▼▼▼

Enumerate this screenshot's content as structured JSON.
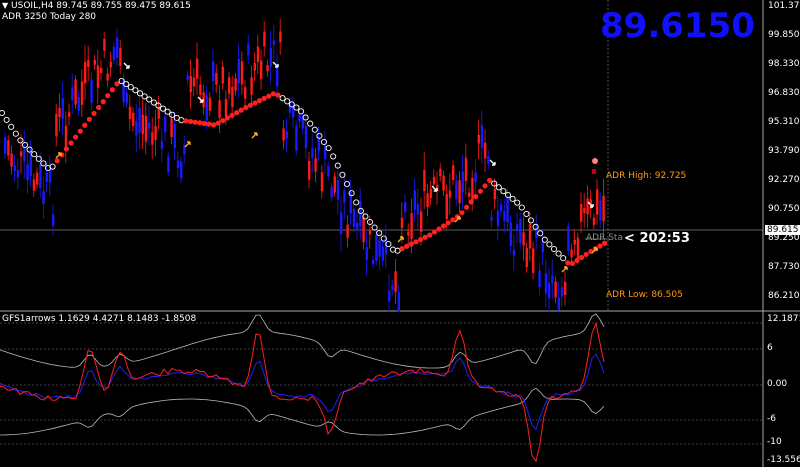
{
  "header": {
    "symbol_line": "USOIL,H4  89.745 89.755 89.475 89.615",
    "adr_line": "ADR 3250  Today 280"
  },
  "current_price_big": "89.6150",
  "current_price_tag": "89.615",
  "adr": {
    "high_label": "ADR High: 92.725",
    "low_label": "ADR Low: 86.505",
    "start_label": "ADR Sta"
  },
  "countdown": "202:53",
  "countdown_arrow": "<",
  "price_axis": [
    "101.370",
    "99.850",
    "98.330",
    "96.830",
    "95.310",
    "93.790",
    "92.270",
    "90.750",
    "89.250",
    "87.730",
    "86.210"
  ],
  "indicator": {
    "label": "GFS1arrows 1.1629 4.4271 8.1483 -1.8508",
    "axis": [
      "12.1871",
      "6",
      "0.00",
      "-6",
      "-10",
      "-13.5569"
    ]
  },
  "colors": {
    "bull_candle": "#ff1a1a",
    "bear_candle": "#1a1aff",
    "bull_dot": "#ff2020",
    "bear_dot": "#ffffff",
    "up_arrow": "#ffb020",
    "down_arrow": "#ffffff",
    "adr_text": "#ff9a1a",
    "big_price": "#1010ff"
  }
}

▲▲▲

TASK STATEMENT: Output all the records, word for word, with no pictures in the copy.

OUTPUT BELOW:
Enumerate this screenshot's content as structured JSON.
{
  "header": {
    "symbol_line": "USOIL,H4  89.745 89.755 89.475 89.615",
    "adr_line": "ADR 3250  Today 280"
  },
  "current_price_big": "89.6150",
  "current_price_tag": "89.615",
  "adr": {
    "high_label": "ADR High: 92.725",
    "low_label": "ADR Low: 86.505",
    "start_label": "ADR Sta"
  },
  "countdown": "202:53",
  "countdown_arrow": "<",
  "price_axis": [
    "101.370",
    "99.850",
    "98.330",
    "96.830",
    "95.310",
    "93.790",
    "92.270",
    "90.750",
    "89.250",
    "87.730",
    "86.210"
  ],
  "indicator": {
    "label": "GFS1arrows 1.1629 4.4271 8.1483 -1.8508",
    "axis": [
      "12.1871",
      "6",
      "0.00",
      "-6",
      "-10",
      "-13.5569"
    ]
  },
  "colors": {
    "bull_candle": "#ff1a1a",
    "bear_candle": "#1a1aff",
    "bull_dot": "#ff2020",
    "bear_dot": "#ffffff",
    "up_arrow": "#ffb020",
    "down_arrow": "#ffffff",
    "adr_text": "#ff9a1a",
    "big_price": "#1010ff"
  }
}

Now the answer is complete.